**本文抜粋**
====================

高嶋哲夫(作家)
5月×日 「歴史より学べ」去年と今年ほど、この言葉を噛み締める年はなかった。
コロナに明けコロナに暮れる日々が続いている。頼みはワクチンだが、数、接種方法、人員、接種者の意思確認に至るまでトラブルが続くだろう。
中世、その前からコレラ、ペスト、天然痘、スペイン風邪、パンデミックは何度も起こっている。そのたびに人類はチエを付け、対抗手段を持ってきた。三密を避ける。うがいと手洗いマスクの着用もそうだ。

====================

**入力レコード**
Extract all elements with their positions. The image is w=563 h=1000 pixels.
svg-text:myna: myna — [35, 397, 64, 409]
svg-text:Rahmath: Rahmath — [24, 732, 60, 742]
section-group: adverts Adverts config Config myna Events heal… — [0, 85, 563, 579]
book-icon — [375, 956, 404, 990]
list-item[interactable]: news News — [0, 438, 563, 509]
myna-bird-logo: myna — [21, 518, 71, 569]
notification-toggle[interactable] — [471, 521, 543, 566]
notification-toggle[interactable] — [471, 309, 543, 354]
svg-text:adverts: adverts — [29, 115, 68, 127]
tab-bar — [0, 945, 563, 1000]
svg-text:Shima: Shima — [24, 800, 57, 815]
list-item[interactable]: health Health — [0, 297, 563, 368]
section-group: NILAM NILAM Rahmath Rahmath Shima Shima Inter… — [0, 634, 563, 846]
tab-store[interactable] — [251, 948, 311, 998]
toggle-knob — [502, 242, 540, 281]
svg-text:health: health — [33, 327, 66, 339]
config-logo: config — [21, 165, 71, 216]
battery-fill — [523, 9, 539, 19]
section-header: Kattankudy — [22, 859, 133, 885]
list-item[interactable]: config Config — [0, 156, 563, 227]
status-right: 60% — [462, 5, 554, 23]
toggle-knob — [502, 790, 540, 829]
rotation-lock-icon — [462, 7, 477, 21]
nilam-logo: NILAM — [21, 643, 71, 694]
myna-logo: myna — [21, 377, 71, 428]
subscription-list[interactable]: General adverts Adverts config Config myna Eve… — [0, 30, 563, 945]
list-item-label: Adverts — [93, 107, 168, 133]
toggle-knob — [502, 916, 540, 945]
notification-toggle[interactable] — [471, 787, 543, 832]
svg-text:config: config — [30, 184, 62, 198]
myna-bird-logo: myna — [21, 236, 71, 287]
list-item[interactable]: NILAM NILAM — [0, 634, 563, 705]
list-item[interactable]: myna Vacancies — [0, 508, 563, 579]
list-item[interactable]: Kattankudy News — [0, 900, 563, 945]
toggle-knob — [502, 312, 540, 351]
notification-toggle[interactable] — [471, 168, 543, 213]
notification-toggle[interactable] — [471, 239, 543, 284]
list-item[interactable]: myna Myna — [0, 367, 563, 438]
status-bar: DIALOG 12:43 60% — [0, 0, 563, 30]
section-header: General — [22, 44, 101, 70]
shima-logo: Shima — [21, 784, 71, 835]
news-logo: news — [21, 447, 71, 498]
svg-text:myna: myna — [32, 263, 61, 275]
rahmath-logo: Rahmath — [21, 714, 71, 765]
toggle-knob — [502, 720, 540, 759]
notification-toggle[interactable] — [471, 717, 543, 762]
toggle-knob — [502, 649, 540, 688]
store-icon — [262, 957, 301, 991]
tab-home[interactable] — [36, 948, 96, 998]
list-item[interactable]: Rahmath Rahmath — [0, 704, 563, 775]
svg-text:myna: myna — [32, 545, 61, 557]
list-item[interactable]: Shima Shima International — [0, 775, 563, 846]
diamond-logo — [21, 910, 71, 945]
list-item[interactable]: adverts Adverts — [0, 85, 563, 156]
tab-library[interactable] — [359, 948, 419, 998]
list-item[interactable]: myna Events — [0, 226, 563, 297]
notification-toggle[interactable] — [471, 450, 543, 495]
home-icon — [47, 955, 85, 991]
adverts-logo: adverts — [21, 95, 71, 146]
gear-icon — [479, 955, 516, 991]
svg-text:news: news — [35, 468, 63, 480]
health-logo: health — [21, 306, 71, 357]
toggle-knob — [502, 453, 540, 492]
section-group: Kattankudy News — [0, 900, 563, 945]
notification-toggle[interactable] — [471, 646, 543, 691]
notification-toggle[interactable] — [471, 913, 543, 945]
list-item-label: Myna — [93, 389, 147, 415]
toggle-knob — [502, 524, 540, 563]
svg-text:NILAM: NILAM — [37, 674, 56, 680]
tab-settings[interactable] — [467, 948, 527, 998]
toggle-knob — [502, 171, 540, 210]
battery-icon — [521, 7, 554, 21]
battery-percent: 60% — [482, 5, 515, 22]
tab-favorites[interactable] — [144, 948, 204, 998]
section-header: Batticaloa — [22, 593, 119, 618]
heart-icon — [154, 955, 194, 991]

====================

**作業内容**
本文抜粋から、「コロナに明けコロナに暮れる日」を含む箇所で始まり「手洗いマスクの着用もそうだ。」で終わる範囲を、一字一句変えずに出力せよ。

**回答**
コロナに明けコロナに暮れる日々が続いている。頼みはワクチンだが、数、接種方法、人員、接種者の意思確認に至るまでトラブルが続くだろう。
中世、その前からコレラ、ペスト、天然痘、スペイン風邪、パンデミックは何度も起こっている。そのたびに人類はチエを付け、対抗手段を持ってきた。三密を避ける。うがいと手洗いマスクの着用もそうだ。